══ ITEMS

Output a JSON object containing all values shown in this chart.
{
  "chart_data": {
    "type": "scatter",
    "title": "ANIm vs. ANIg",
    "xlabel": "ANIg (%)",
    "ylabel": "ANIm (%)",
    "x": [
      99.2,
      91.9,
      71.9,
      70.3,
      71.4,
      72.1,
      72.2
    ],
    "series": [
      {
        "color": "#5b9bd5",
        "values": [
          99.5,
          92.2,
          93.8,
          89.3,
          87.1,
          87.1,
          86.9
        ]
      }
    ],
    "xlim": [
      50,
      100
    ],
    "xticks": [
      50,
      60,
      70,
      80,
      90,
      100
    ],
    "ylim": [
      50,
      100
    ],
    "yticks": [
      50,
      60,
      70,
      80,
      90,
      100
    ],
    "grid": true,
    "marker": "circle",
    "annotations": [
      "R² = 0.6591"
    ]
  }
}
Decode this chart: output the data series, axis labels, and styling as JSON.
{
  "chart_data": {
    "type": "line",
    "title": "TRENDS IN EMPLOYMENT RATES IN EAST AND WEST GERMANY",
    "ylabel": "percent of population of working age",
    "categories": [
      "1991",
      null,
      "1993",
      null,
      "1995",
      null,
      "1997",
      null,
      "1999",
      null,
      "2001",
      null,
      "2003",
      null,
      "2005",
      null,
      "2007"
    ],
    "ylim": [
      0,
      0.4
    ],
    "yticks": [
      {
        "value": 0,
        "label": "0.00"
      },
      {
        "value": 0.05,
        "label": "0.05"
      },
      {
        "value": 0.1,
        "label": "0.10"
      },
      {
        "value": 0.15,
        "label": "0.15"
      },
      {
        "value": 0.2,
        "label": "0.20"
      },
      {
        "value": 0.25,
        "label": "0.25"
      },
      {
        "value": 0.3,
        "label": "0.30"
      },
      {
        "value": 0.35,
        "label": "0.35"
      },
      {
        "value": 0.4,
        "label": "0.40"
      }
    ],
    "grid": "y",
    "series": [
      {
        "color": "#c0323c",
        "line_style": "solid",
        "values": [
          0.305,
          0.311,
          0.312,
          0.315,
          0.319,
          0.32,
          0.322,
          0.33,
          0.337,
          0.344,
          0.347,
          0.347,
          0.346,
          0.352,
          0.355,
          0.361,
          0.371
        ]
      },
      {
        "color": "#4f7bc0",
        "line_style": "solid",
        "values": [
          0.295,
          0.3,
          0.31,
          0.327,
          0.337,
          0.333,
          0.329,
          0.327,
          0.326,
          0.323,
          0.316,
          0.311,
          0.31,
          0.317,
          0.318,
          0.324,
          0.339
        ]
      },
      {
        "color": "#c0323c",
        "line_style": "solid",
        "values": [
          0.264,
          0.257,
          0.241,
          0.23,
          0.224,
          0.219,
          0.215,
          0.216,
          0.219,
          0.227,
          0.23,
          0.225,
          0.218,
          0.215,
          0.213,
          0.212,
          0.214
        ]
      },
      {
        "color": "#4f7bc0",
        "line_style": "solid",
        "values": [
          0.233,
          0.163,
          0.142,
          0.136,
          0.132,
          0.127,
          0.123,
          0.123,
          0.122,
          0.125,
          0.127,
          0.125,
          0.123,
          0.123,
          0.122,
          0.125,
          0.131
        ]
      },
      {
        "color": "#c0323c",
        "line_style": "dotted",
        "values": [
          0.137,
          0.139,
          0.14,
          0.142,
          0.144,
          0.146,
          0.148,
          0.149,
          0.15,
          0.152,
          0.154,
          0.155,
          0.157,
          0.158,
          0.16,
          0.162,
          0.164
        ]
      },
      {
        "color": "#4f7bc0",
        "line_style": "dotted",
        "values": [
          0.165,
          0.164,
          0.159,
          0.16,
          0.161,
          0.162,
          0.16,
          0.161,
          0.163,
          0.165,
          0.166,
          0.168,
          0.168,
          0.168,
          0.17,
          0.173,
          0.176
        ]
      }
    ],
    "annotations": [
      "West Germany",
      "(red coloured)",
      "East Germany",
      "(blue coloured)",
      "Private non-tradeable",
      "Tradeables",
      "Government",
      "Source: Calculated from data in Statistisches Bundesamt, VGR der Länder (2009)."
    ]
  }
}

════

Extract all of the data above and output it character for character.

Output a JSON object containing all values shown in this chart.
{
  "chart_data": {
    "type": "scatter",
    "title": "ANIm vs. ANIg",
    "xlabel": "ANIg (%)",
    "ylabel": "ANIm (%)",
    "x": [
      99.2,
      91.9,
      71.9,
      70.3,
      71.4,
      72.1,
      72.2
    ],
    "series": [
      {
        "color": "#5b9bd5",
        "values": [
          99.5,
          92.2,
          93.8,
          89.3,
          87.1,
          87.1,
          86.9
        ]
      }
    ],
    "xlim": [
      50,
      100
    ],
    "xticks": [
      50,
      60,
      70,
      80,
      90,
      100
    ],
    "ylim": [
      50,
      100
    ],
    "yticks": [
      50,
      60,
      70,
      80,
      90,
      100
    ],
    "grid": true,
    "marker": "circle",
    "annotations": [
      "R² = 0.6591"
    ]
  }
}
Decode this chart: output the data series, axis labels, and styling as JSON.
{
  "chart_data": {
    "type": "line",
    "title": "TRENDS IN EMPLOYMENT RATES IN EAST AND WEST GERMANY",
    "ylabel": "percent of population of working age",
    "categories": [
      "1991",
      null,
      "1993",
      null,
      "1995",
      null,
      "1997",
      null,
      "1999",
      null,
      "2001",
      null,
      "2003",
      null,
      "2005",
      null,
      "2007"
    ],
    "ylim": [
      0,
      0.4
    ],
    "yticks": [
      {
        "value": 0,
        "label": "0.00"
      },
      {
        "value": 0.05,
        "label": "0.05"
      },
      {
        "value": 0.1,
        "label": "0.10"
      },
      {
        "value": 0.15,
        "label": "0.15"
      },
      {
        "value": 0.2,
        "label": "0.20"
      },
      {
        "value": 0.25,
        "label": "0.25"
      },
      {
        "value": 0.3,
        "label": "0.30"
      },
      {
        "value": 0.35,
        "label": "0.35"
      },
      {
        "value": 0.4,
        "label": "0.40"
      }
    ],
    "grid": "y",
    "series": [
      {
        "color": "#c0323c",
        "line_style": "solid",
        "values": [
          0.305,
          0.311,
          0.312,
          0.315,
          0.319,
          0.32,
          0.322,
          0.33,
          0.337,
          0.344,
          0.347,
          0.347,
          0.346,
          0.352,
          0.355,
          0.361,
          0.371
        ]
      },
      {
        "color": "#4f7bc0",
        "line_style": "solid",
        "values": [
          0.295,
          0.3,
          0.31,
          0.327,
          0.337,
          0.333,
          0.329,
          0.327,
          0.326,
          0.323,
          0.316,
          0.311,
          0.31,
          0.317,
          0.318,
          0.324,
          0.339
        ]
      },
      {
        "color": "#c0323c",
        "line_style": "solid",
        "values": [
          0.264,
          0.257,
          0.241,
          0.23,
          0.224,
          0.219,
          0.215,
          0.216,
          0.219,
          0.227,
          0.23,
          0.225,
          0.218,
          0.215,
          0.213,
          0.212,
          0.214
        ]
      },
      {
        "color": "#4f7bc0",
        "line_style": "solid",
        "values": [
          0.233,
          0.163,
          0.142,
          0.136,
          0.132,
          0.127,
          0.123,
          0.123,
          0.122,
          0.125,
          0.127,
          0.125,
          0.123,
          0.123,
          0.122,
          0.125,
          0.131
        ]
      },
      {
        "color": "#c0323c",
        "line_style": "dotted",
        "values": [
          0.137,
          0.139,
          0.14,
          0.142,
          0.144,
          0.146,
          0.148,
          0.149,
          0.15,
          0.152,
          0.154,
          0.155,
          0.157,
          0.158,
          0.16,
          0.162,
          0.164
        ]
      },
      {
        "color": "#4f7bc0",
        "line_style": "dotted",
        "values": [
          0.165,
          0.164,
          0.159,
          0.16,
          0.161,
          0.162,
          0.16,
          0.161,
          0.163,
          0.165,
          0.166,
          0.168,
          0.168,
          0.168,
          0.17,
          0.173,
          0.176
        ]
      }
    ],
    "annotations": [
      "West Germany",
      "(red coloured)",
      "East Germany",
      "(blue coloured)",
      "Private non-tradeable",
      "Tradeables",
      "Government",
      "Source: Calculated from data in Statistisches Bundesamt, VGR der Länder (2009)."
    ]
  }
}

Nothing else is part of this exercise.